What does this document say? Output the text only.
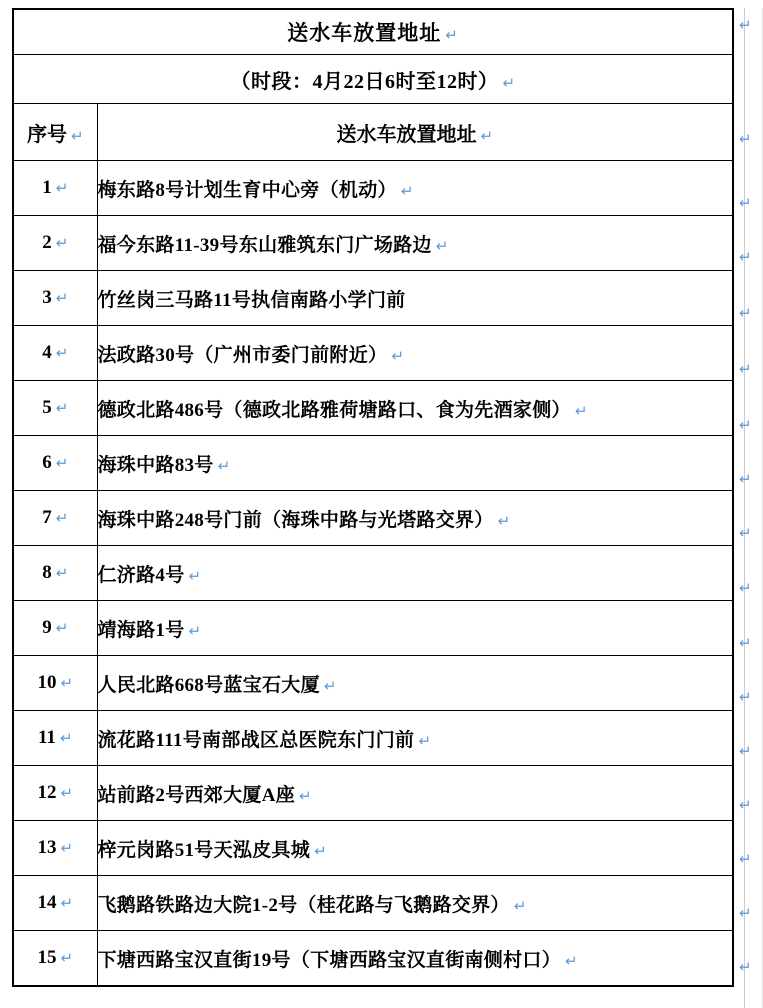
送水车放置地址 ↵	
（时段：4月22日6时至12时） ↵	
序号 ↵	送水车放置地址 ↵
1 ↵	梅东路8号计划生育中心旁（机动） ↵
2 ↵	福今东路11-39号东山雅筑东门广场路边 ↵
3 ↵	竹丝岗三马路11号执信南路小学门前
4 ↵	法政路30号（广州市委门前附近） ↵
5 ↵	德政北路486号（德政北路雅荷塘路口、食为先酒家侧） ↵
6 ↵	海珠中路83号 ↵
7 ↵	海珠中路248号门前（海珠中路与光塔路交界） ↵
8 ↵	仁济路4号 ↵
9 ↵	靖海路1号 ↵
10 ↵	人民北路668号蓝宝石大厦 ↵
11 ↵	流花路111号南部战区总医院东门门前 ↵
12 ↵	站前路2号西郊大厦A座 ↵
13 ↵	梓元岗路51号天泓皮具城 ↵
14 ↵	飞鹅路铁路边大院1-2号（桂花路与飞鹅路交界） ↵
15 ↵	下塘西路宝汉直街19号（下塘西路宝汉直街南侧村口） ↵
↵
↵
↵
↵
↵
↵
↵
↵
↵
↵
↵
↵
↵
↵
↵
↵
↵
━━━━
▶ _DIRECTIONS_
Without the pictures, transcribe the listing above exactly.

▶ _SOLUTION TO THIS TASK_
What does this document say? Output the text only.
送水车放置地址 ↵	
（时段：4月22日6时至12时） ↵	
序号 ↵	送水车放置地址 ↵
1 ↵	梅东路8号计划生育中心旁（机动） ↵
2 ↵	福今东路11-39号东山雅筑东门广场路边 ↵
3 ↵	竹丝岗三马路11号执信南路小学门前
4 ↵	法政路30号（广州市委门前附近） ↵
5 ↵	德政北路486号（德政北路雅荷塘路口、食为先酒家侧） ↵
6 ↵	海珠中路83号 ↵
7 ↵	海珠中路248号门前（海珠中路与光塔路交界） ↵
8 ↵	仁济路4号 ↵
9 ↵	靖海路1号 ↵
10 ↵	人民北路668号蓝宝石大厦 ↵
11 ↵	流花路111号南部战区总医院东门门前 ↵
12 ↵	站前路2号西郊大厦A座 ↵
13 ↵	梓元岗路51号天泓皮具城 ↵
14 ↵	飞鹅路铁路边大院1-2号（桂花路与飞鹅路交界） ↵
15 ↵	下塘西路宝汉直街19号（下塘西路宝汉直街南侧村口） ↵
↵
↵
↵
↵
↵
↵
↵
↵
↵
↵
↵
↵
↵
↵
↵
↵
↵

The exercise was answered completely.